#### Required task:
Copy out the entries below precisely; nothing is to be omitted.

#### Working data:
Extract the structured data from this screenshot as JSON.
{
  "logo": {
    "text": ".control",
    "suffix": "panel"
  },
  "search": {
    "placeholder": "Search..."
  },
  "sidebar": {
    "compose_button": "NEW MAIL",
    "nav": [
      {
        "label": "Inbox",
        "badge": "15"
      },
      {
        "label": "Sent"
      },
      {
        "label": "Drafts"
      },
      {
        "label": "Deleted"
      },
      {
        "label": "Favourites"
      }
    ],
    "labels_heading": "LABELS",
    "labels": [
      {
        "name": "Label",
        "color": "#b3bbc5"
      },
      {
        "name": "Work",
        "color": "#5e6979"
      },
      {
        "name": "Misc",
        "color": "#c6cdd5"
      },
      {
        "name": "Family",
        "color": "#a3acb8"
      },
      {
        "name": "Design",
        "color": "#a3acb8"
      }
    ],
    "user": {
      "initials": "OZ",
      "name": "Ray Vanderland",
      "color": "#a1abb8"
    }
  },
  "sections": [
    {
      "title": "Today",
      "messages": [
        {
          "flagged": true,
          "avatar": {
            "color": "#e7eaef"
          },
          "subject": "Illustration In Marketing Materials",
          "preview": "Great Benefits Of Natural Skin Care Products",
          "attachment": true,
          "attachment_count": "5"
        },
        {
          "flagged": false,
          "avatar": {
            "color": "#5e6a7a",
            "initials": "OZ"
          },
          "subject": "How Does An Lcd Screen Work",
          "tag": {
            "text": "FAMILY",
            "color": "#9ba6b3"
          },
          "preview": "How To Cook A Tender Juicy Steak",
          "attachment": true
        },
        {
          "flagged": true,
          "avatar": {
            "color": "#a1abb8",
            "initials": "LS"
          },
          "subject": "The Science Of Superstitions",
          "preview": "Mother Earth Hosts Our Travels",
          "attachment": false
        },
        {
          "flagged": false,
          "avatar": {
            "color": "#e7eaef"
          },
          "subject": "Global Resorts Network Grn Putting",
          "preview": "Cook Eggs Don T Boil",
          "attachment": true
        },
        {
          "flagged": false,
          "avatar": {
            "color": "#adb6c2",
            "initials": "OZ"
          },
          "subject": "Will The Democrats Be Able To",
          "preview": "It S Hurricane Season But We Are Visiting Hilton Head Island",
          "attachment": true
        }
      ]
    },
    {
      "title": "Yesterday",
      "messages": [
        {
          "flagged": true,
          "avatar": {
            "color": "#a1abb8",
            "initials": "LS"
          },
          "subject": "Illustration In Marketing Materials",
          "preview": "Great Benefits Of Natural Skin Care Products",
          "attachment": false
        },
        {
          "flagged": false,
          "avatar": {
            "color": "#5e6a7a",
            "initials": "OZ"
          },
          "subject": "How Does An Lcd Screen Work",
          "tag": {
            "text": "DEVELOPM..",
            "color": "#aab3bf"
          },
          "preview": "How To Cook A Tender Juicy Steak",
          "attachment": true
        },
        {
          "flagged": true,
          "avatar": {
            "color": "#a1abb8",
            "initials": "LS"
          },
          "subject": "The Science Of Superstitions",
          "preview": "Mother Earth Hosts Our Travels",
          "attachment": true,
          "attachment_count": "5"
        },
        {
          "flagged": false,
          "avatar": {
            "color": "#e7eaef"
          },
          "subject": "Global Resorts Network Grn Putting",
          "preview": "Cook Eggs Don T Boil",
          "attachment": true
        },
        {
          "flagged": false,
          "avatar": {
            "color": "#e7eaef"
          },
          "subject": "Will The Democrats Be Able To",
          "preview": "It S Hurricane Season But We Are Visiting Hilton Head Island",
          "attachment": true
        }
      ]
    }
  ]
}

#### Correct result:
Extract the structured data from this screenshot as JSON.
{
  "logo": {
    "text": ".control",
    "suffix": "panel"
  },
  "search": {
    "placeholder": "Search..."
  },
  "sidebar": {
    "compose_button": "NEW MAIL",
    "nav": [
      {
        "label": "Inbox",
        "badge": "15"
      },
      {
        "label": "Sent"
      },
      {
        "label": "Drafts"
      },
      {
        "label": "Deleted"
      },
      {
        "label": "Favourites"
      }
    ],
    "labels_heading": "LABELS",
    "labels": [
      {
        "name": "Label",
        "color": "#b3bbc5"
      },
      {
        "name": "Work",
        "color": "#5e6979"
      },
      {
        "name": "Misc",
        "color": "#c6cdd5"
      },
      {
        "name": "Family",
        "color": "#a3acb8"
      },
      {
        "name": "Design",
        "color": "#a3acb8"
      }
    ],
    "user": {
      "initials": "OZ",
      "name": "Ray Vanderland",
      "color": "#a1abb8"
    }
  },
  "sections": [
    {
      "title": "Today",
      "messages": [
        {
          "flagged": true,
          "avatar": {
            "color": "#e7eaef"
          },
          "subject": "Illustration In Marketing Materials",
          "preview": "Great Benefits Of Natural Skin Care Products",
          "attachment": true,
          "attachment_count": "5"
        },
        {
          "flagged": false,
          "avatar": {
            "color": "#5e6a7a",
            "initials": "OZ"
          },
          "subject": "How Does An Lcd Screen Work",
          "tag": {
            "text": "FAMILY",
            "color": "#9ba6b3"
          },
          "preview": "How To Cook A Tender Juicy Steak",
          "attachment": true
        },
        {
          "flagged": true,
          "avatar": {
            "color": "#a1abb8",
            "initials": "LS"
          },
          "subject": "The Science Of Superstitions",
          "preview": "Mother Earth Hosts Our Travels",
          "attachment": false
        },
        {
          "flagged": false,
          "avatar": {
            "color": "#e7eaef"
          },
          "subject": "Global Resorts Network Grn Putting",
          "preview": "Cook Eggs Don T Boil",
          "attachment": true
        },
        {
          "flagged": false,
          "avatar": {
            "color": "#adb6c2",
            "initials": "OZ"
          },
          "subject": "Will The Democrats Be Able To",
          "preview": "It S Hurricane Season But We Are Visiting Hilton Head Island",
          "attachment": true
        }
      ]
    },
    {
      "title": "Yesterday",
      "messages": [
        {
          "flagged": true,
          "avatar": {
            "color": "#a1abb8",
            "initials": "LS"
          },
          "subject": "Illustration In Marketing Materials",
          "preview": "Great Benefits Of Natural Skin Care Products",
          "attachment": false
        },
        {
          "flagged": false,
          "avatar": {
            "color": "#5e6a7a",
            "initials": "OZ"
          },
          "subject": "How Does An Lcd Screen Work",
          "tag": {
            "text": "DEVELOPM..",
            "color": "#aab3bf"
          },
          "preview": "How To Cook A Tender Juicy Steak",
          "attachment": true
        },
        {
          "flagged": true,
          "avatar": {
            "color": "#a1abb8",
            "initials": "LS"
          },
          "subject": "The Science Of Superstitions",
          "preview": "Mother Earth Hosts Our Travels",
          "attachment": true,
          "attachment_count": "5"
        },
        {
          "flagged": false,
          "avatar": {
            "color": "#e7eaef"
          },
          "subject": "Global Resorts Network Grn Putting",
          "preview": "Cook Eggs Don T Boil",
          "attachment": true
        },
        {
          "flagged": false,
          "avatar": {
            "color": "#e7eaef"
          },
          "subject": "Will The Democrats Be Able To",
          "preview": "It S Hurricane Season But We Are Visiting Hilton Head Island",
          "attachment": true
        }
      ]
    }
  ]
}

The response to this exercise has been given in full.